Reproduce all of the data that follows, character for character.

***** Material for this task

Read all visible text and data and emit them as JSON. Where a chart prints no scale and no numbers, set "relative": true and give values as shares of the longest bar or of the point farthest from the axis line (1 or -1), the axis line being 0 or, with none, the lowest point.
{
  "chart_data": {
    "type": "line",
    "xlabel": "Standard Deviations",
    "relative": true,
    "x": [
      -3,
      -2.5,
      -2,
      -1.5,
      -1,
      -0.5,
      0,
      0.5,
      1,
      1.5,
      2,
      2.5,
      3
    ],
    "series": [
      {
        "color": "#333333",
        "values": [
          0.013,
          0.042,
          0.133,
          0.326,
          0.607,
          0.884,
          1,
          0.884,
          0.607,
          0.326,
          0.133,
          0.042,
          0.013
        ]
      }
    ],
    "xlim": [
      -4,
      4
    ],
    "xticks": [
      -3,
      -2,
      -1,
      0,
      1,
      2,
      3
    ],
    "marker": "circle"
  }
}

**********

* _Written solution_:
Read all visible text and data and emit them as JSON. Where a chart prints no scale and no numbers, set "relative": true and give values as shares of the longest bar or of the point farthest from the axis line (1 or -1), the axis line being 0 or, with none, the lowest point.
{
  "chart_data": {
    "type": "line",
    "xlabel": "Standard Deviations",
    "relative": true,
    "x": [
      -3,
      -2.5,
      -2,
      -1.5,
      -1,
      -0.5,
      0,
      0.5,
      1,
      1.5,
      2,
      2.5,
      3
    ],
    "series": [
      {
        "color": "#333333",
        "values": [
          0.013,
          0.042,
          0.133,
          0.326,
          0.607,
          0.884,
          1,
          0.884,
          0.607,
          0.326,
          0.133,
          0.042,
          0.013
        ]
      }
    ],
    "xlim": [
      -4,
      4
    ],
    "xticks": [
      -3,
      -2,
      -1,
      0,
      1,
      2,
      3
    ],
    "marker": "circle"
  }
}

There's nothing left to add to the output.